• TASK INSTRUCTIONS:
Collect every line in the items below that contains the word "Cohort".

── INPUT FOR THIS TASK

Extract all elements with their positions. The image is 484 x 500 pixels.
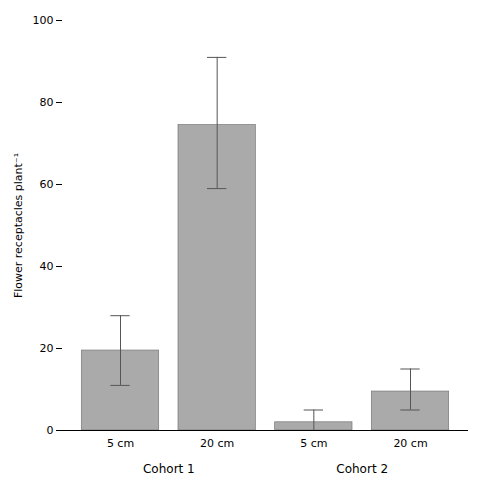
svg-text:80: 80 (40, 96, 54, 109)
svg-text:Cohort 1: Cohort 1 (143, 462, 195, 476)
svg-text:20: 20 (40, 342, 54, 355)
svg-text:5 cm: 5 cm (107, 437, 134, 450)
svg-text:0: 0 (47, 424, 54, 437)
svg-text:20 cm: 20 cm (393, 437, 427, 450)
svg-text:Cohort 2: Cohort 2 (336, 462, 388, 476)
svg-text:40: 40 (40, 260, 54, 273)
svg-text:20 cm: 20 cm (200, 437, 234, 450)
svg-text:60: 60 (40, 178, 54, 191)
svg-text:100: 100 (33, 14, 54, 27)
svg-text:Flower receptacles plant⁻¹: Flower receptacles plant⁻¹ (12, 153, 25, 298)
svg-text:5 cm: 5 cm (300, 437, 327, 450)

────

• SOLVED EXERCISE:
svg-text:Cohort 1: Cohort 1 (143, 462, 195, 476)
svg-text:Cohort 2: Cohort 2 (336, 462, 388, 476)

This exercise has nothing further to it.